» WHAT YOU ARE ASKED TO DO
Your task is to copy the listing exactly, with the pictures left out.

» RECORDS FOR PROCESSING
----

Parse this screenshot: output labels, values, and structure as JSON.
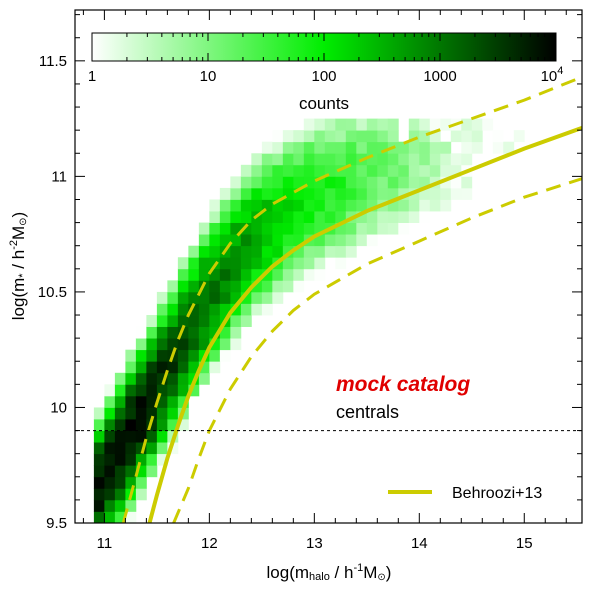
{
  "chart_data": {
    "type": "heatmap",
    "xlabel": {
      "prefix": "log(m",
      "sub": "halo",
      "mid": " / h",
      "sup": "-1",
      "unit": "M",
      "unit_sub": "⊙",
      "suffix": ")"
    },
    "ylabel": {
      "prefix": "log(m",
      "sub": "*",
      "mid": " / h",
      "sup": "-2",
      "unit": "M",
      "unit_sub": "⊙",
      "suffix": ")"
    },
    "xlim": [
      10.72,
      15.55
    ],
    "ylim": [
      9.5,
      11.72
    ],
    "x_ticks": [
      11,
      12,
      13,
      14,
      15
    ],
    "x_tick_labels": [
      "11",
      "12",
      "13",
      "14",
      "15"
    ],
    "y_ticks": [
      9.5,
      10.0,
      10.5,
      11.0,
      11.5
    ],
    "y_tick_labels": [
      "9.5",
      "10",
      "10.5",
      "11",
      "11.5"
    ],
    "colorbar": {
      "title": "counts",
      "scale": "log",
      "range": [
        1,
        10000
      ],
      "tick_labels": [
        "1",
        "10",
        "100",
        "1000"
      ],
      "last_tick_base": "10",
      "last_tick_exp": "4",
      "colors": [
        "#ffffff",
        "#00ee00",
        "#000000"
      ]
    },
    "heatmap": {
      "description_of_density": "2D histogram of central galaxies; counts estimated",
      "bin_width_x": 0.1,
      "bin_width_y": 0.05,
      "ridge_points": [
        [
          10.9,
          9.62
        ],
        [
          11.2,
          9.85
        ],
        [
          11.5,
          10.08
        ],
        [
          11.8,
          10.32
        ],
        [
          12.1,
          10.55
        ],
        [
          12.4,
          10.72
        ],
        [
          12.7,
          10.83
        ],
        [
          13.0,
          10.92
        ],
        [
          13.5,
          11.0
        ],
        [
          14.0,
          11.05
        ]
      ],
      "peak_count": 8000
    },
    "series": [
      {
        "name": "Behroozi+13",
        "style": "solid",
        "color": "#cccc00",
        "x": [
          11.43,
          11.5,
          11.6,
          11.7,
          11.8,
          11.9,
          12.0,
          12.2,
          12.4,
          12.6,
          12.8,
          13.0,
          13.5,
          14.0,
          14.5,
          15.0,
          15.55
        ],
        "y": [
          9.5,
          9.62,
          9.78,
          9.92,
          10.05,
          10.16,
          10.26,
          10.41,
          10.52,
          10.61,
          10.68,
          10.74,
          10.85,
          10.94,
          11.03,
          11.12,
          11.21
        ]
      },
      {
        "name": "",
        "style": "dashed",
        "color": "#cccc00",
        "x": [
          11.18,
          11.3,
          11.4,
          11.5,
          11.6,
          11.7,
          11.8,
          12.0,
          12.2,
          12.4,
          12.6,
          12.8,
          13.0,
          13.5,
          14.0,
          14.5,
          15.0,
          15.55
        ],
        "y": [
          9.5,
          9.7,
          9.87,
          10.02,
          10.16,
          10.29,
          10.4,
          10.58,
          10.71,
          10.81,
          10.88,
          10.93,
          10.98,
          11.08,
          11.17,
          11.25,
          11.33,
          11.43
        ]
      },
      {
        "name": "",
        "style": "dashed",
        "color": "#cccc00",
        "x": [
          11.66,
          11.8,
          11.9,
          12.0,
          12.2,
          12.4,
          12.6,
          12.8,
          13.0,
          13.5,
          14.0,
          14.5,
          15.0,
          15.55
        ],
        "y": [
          9.5,
          9.65,
          9.78,
          9.9,
          10.08,
          10.22,
          10.33,
          10.42,
          10.49,
          10.62,
          10.72,
          10.82,
          10.91,
          10.99
        ]
      },
      {
        "name": "",
        "style": "dotted",
        "color": "#000000",
        "x": [
          10.72,
          15.55
        ],
        "y": [
          9.9,
          9.9
        ]
      }
    ],
    "annotations": {
      "label_red": "mock catalog",
      "label_black": "centrals"
    },
    "legend": {
      "placement": "bottom-right",
      "entries": [
        "Behroozi+13"
      ]
    },
    "grid": false
  }
}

----

» RESPONSE TO THIS EXERCISE
Parse this screenshot: output labels, values, and structure as JSON.
{
  "chart_data": {
    "type": "heatmap",
    "xlabel": {
      "prefix": "log(m",
      "sub": "halo",
      "mid": " / h",
      "sup": "-1",
      "unit": "M",
      "unit_sub": "⊙",
      "suffix": ")"
    },
    "ylabel": {
      "prefix": "log(m",
      "sub": "*",
      "mid": " / h",
      "sup": "-2",
      "unit": "M",
      "unit_sub": "⊙",
      "suffix": ")"
    },
    "xlim": [
      10.72,
      15.55
    ],
    "ylim": [
      9.5,
      11.72
    ],
    "x_ticks": [
      11,
      12,
      13,
      14,
      15
    ],
    "x_tick_labels": [
      "11",
      "12",
      "13",
      "14",
      "15"
    ],
    "y_ticks": [
      9.5,
      10.0,
      10.5,
      11.0,
      11.5
    ],
    "y_tick_labels": [
      "9.5",
      "10",
      "10.5",
      "11",
      "11.5"
    ],
    "colorbar": {
      "title": "counts",
      "scale": "log",
      "range": [
        1,
        10000
      ],
      "tick_labels": [
        "1",
        "10",
        "100",
        "1000"
      ],
      "last_tick_base": "10",
      "last_tick_exp": "4",
      "colors": [
        "#ffffff",
        "#00ee00",
        "#000000"
      ]
    },
    "heatmap": {
      "description_of_density": "2D histogram of central galaxies; counts estimated",
      "bin_width_x": 0.1,
      "bin_width_y": 0.05,
      "ridge_points": [
        [
          10.9,
          9.62
        ],
        [
          11.2,
          9.85
        ],
        [
          11.5,
          10.08
        ],
        [
          11.8,
          10.32
        ],
        [
          12.1,
          10.55
        ],
        [
          12.4,
          10.72
        ],
        [
          12.7,
          10.83
        ],
        [
          13.0,
          10.92
        ],
        [
          13.5,
          11.0
        ],
        [
          14.0,
          11.05
        ]
      ],
      "peak_count": 8000
    },
    "series": [
      {
        "name": "Behroozi+13",
        "style": "solid",
        "color": "#cccc00",
        "x": [
          11.43,
          11.5,
          11.6,
          11.7,
          11.8,
          11.9,
          12.0,
          12.2,
          12.4,
          12.6,
          12.8,
          13.0,
          13.5,
          14.0,
          14.5,
          15.0,
          15.55
        ],
        "y": [
          9.5,
          9.62,
          9.78,
          9.92,
          10.05,
          10.16,
          10.26,
          10.41,
          10.52,
          10.61,
          10.68,
          10.74,
          10.85,
          10.94,
          11.03,
          11.12,
          11.21
        ]
      },
      {
        "name": "",
        "style": "dashed",
        "color": "#cccc00",
        "x": [
          11.18,
          11.3,
          11.4,
          11.5,
          11.6,
          11.7,
          11.8,
          12.0,
          12.2,
          12.4,
          12.6,
          12.8,
          13.0,
          13.5,
          14.0,
          14.5,
          15.0,
          15.55
        ],
        "y": [
          9.5,
          9.7,
          9.87,
          10.02,
          10.16,
          10.29,
          10.4,
          10.58,
          10.71,
          10.81,
          10.88,
          10.93,
          10.98,
          11.08,
          11.17,
          11.25,
          11.33,
          11.43
        ]
      },
      {
        "name": "",
        "style": "dashed",
        "color": "#cccc00",
        "x": [
          11.66,
          11.8,
          11.9,
          12.0,
          12.2,
          12.4,
          12.6,
          12.8,
          13.0,
          13.5,
          14.0,
          14.5,
          15.0,
          15.55
        ],
        "y": [
          9.5,
          9.65,
          9.78,
          9.9,
          10.08,
          10.22,
          10.33,
          10.42,
          10.49,
          10.62,
          10.72,
          10.82,
          10.91,
          10.99
        ]
      },
      {
        "name": "",
        "style": "dotted",
        "color": "#000000",
        "x": [
          10.72,
          15.55
        ],
        "y": [
          9.9,
          9.9
        ]
      }
    ],
    "annotations": {
      "label_red": "mock catalog",
      "label_black": "centrals"
    },
    "legend": {
      "placement": "bottom-right",
      "entries": [
        "Behroozi+13"
      ]
    },
    "grid": false
  }
}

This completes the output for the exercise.